Of all the lines in the material below, how many include the string "งชาต"? Give the number only.

Given records:
+ + + + +
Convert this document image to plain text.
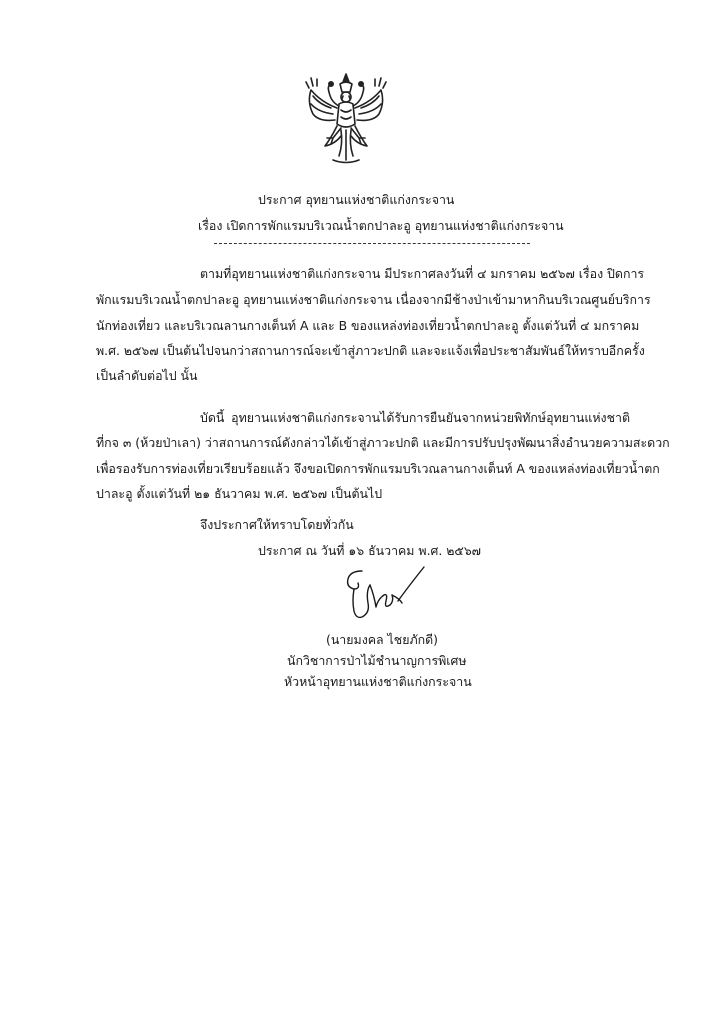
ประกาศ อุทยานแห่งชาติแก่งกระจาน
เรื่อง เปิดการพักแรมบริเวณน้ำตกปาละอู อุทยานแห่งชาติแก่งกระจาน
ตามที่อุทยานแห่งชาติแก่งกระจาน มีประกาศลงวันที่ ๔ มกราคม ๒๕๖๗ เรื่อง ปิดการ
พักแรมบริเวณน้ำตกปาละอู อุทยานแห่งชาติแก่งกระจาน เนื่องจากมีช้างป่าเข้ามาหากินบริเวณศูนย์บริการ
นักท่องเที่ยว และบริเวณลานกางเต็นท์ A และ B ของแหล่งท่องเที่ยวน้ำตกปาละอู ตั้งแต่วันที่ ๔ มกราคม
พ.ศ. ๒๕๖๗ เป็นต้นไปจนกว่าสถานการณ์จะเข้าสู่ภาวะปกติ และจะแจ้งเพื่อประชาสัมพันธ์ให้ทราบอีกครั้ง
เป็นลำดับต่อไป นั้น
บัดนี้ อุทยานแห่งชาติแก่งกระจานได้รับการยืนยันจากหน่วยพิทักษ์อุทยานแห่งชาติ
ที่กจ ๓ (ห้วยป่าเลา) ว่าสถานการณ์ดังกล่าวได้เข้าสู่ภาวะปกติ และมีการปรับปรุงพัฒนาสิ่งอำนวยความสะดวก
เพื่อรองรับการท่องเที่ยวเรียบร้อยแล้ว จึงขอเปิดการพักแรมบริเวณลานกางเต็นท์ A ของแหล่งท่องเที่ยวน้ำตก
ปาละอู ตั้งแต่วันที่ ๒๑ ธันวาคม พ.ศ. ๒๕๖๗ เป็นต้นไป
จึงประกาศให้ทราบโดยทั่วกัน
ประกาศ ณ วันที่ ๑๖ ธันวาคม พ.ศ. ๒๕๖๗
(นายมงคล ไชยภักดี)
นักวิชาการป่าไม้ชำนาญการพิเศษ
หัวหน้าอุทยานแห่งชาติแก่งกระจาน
+ + + + +
Result for this task: 6